→ **GOAL**:
Leaving the pictures aside, transcribe every line below exactly.

→ **RECORDS TO PROCESS**:
>> START

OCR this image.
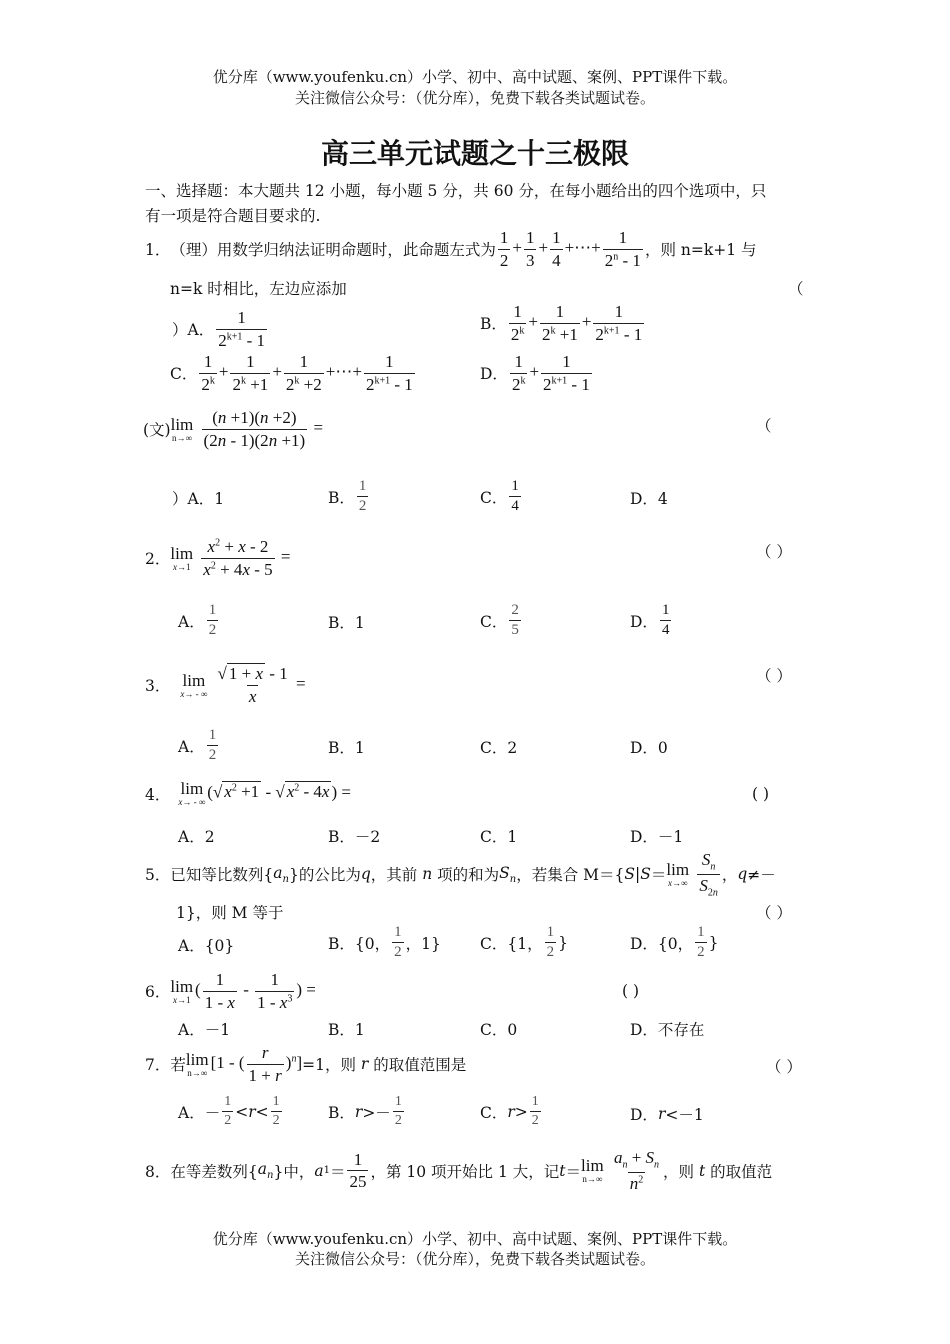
优分库（www.youfenku.cn）小学、初中、高中试题、案例、PPT课件下载。
关注微信公众号：（优分库），免费下载各类试题试卷。
高三单元试题之十三极限
一、选择题：本大题共 12 小题，每小题 5 分，共 60 分，在每小题给出的四个选项中，只
有一项是符合题目要求的.
1． （理）用数学归纳法证明命题时，此命题左式为 $\frac{1}{2} + \frac{1}{3} + \frac{1}{4}$ +⋯+ $\frac{1}{2^n - 1}$ ，则 n=k+1 与
n=k 时相比，左边应添加	（
）A． $\frac{1}{2^{k+1} - 1}$	B． $\frac{1}{2^k} + \frac{1}{2^k +1} + \frac{1}{2^{k+1} - 1}$
C． $\frac{1}{2^k} + \frac{1}{2^k +1} + \frac{1}{2^k +2}$ +⋯+ $\frac{1}{2^{k+1} - 1}$	D． $\frac{1}{2^k} + \frac{1}{2^{k+1} - 1}$
(文) lim
n→∞
$\frac{(n +1)(n +2)}{(2n - 1)(2n +1)}$ =	（
）A．1	B． $\frac{1}{2}$	C． $\frac{1}{4}$	D．4
2． lim
x→1
$\frac{x^2 + x - 2}{x^2 + 4x - 5}$ =	（ ）
A． $\frac{1}{2}$	B．1	C． $\frac{2}{5}$	D． $\frac{1}{4}$
3． lim
x→ - ∞
$\frac{√ 1 + x - 1}{x}$ =	（ ）
A． $\frac{1}{2}$	B．1	C．2	D．0
4． lim
x→ - ∞
(√ $x^2 +1$ - √ $x^2 - 4x$ ) =	( )
A．2	B．－2	C．1	D．－1
5． 已知等比数列{ $a_n$ }的公比为 q ，其前 n 项的和为 $S_n$ ，若集合 M＝{ S | S ＝ lim
x→∞
$\frac{S_n}{S_{2n}}$ ， q ≠－
1}，则 M 等于	（ ）
A．{0}	B．{0， $\frac{1}{2}$ ，1}	C．{1， $\frac{1}{2}$ }	D．{0， $\frac{1}{2}$ }
6． lim
x→1
( $\frac{1}{1 - x} - \frac{1}{1 - x^3}$ ) =	( )
A．－1	B．1	C．0	D．不存在
7． 若 lim
n→∞
[1 - ( $\frac{r}{1 + r} )^n] =1$，则 r 的取值范围是	（ ）
A．－ $\frac{1}{2} < r < \frac{1}{2}$	B． $r >- \frac{1}{2}$	C． $r > \frac{1}{2}$	D． r <－1
8． 在等差数列{ $a_n$ }中， a $1 = \frac{1}{25}$ ，第 10 项开始比 1 大，记 t ＝ lim
n→∞
$\frac{a_n + S_n}{n^2}$ ，则 t 的取值范
优分库（www.youfenku.cn）小学、初中、高中试题、案例、PPT课件下载。
关注微信公众号：（优分库），免费下载各类试题试卷。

>> END

→ **OUTPUT FOR THIS TASK**:
OCR this image.
优分库（www.youfenku.cn）小学、初中、高中试题、案例、PPT课件下载。
关注微信公众号：（优分库），免费下载各类试题试卷。
高三单元试题之十三极限
一、选择题：本大题共 12 小题，每小题 5 分，共 60 分，在每小题给出的四个选项中，只
有一项是符合题目要求的.
1． （理）用数学归纳法证明命题时，此命题左式为 $\frac{1}{2} + \frac{1}{3} + \frac{1}{4}$ +⋯+ $\frac{1}{2^n - 1}$ ，则 n=k+1 与
n=k 时相比，左边应添加	（
）A． $\frac{1}{2^{k+1} - 1}$	B． $\frac{1}{2^k} + \frac{1}{2^k +1} + \frac{1}{2^{k+1} - 1}$
C． $\frac{1}{2^k} + \frac{1}{2^k +1} + \frac{1}{2^k +2}$ +⋯+ $\frac{1}{2^{k+1} - 1}$	D． $\frac{1}{2^k} + \frac{1}{2^{k+1} - 1}$
(文) lim
n→∞
$\frac{(n +1)(n +2)}{(2n - 1)(2n +1)}$ =	（
）A．1	B． $\frac{1}{2}$	C． $\frac{1}{4}$	D．4
2． lim
x→1
$\frac{x^2 + x - 2}{x^2 + 4x - 5}$ =	（ ）
A． $\frac{1}{2}$	B．1	C． $\frac{2}{5}$	D． $\frac{1}{4}$
3． lim
x→ - ∞
$\frac{√ 1 + x - 1}{x}$ =	（ ）
A． $\frac{1}{2}$	B．1	C．2	D．0
4． lim
x→ - ∞
(√ $x^2 +1$ - √ $x^2 - 4x$ ) =	( )
A．2	B．－2	C．1	D．－1
5． 已知等比数列{ $a_n$ }的公比为 q ，其前 n 项的和为 $S_n$ ，若集合 M＝{ S | S ＝ lim
x→∞
$\frac{S_n}{S_{2n}}$ ， q ≠－
1}，则 M 等于	（ ）
A．{0}	B．{0， $\frac{1}{2}$ ，1}	C．{1， $\frac{1}{2}$ }	D．{0， $\frac{1}{2}$ }
6． lim
x→1
( $\frac{1}{1 - x} - \frac{1}{1 - x^3}$ ) =	( )
A．－1	B．1	C．0	D．不存在
7． 若 lim
n→∞
[1 - ( $\frac{r}{1 + r} )^n] =1$，则 r 的取值范围是	（ ）
A．－ $\frac{1}{2} < r < \frac{1}{2}$	B． $r >- \frac{1}{2}$	C． $r > \frac{1}{2}$	D． r <－1
8． 在等差数列{ $a_n$ }中， a $1 = \frac{1}{25}$ ，第 10 项开始比 1 大，记 t ＝ lim
n→∞
$\frac{a_n + S_n}{n^2}$ ，则 t 的取值范
优分库（www.youfenku.cn）小学、初中、高中试题、案例、PPT课件下载。
关注微信公众号：（优分库），免费下载各类试题试卷。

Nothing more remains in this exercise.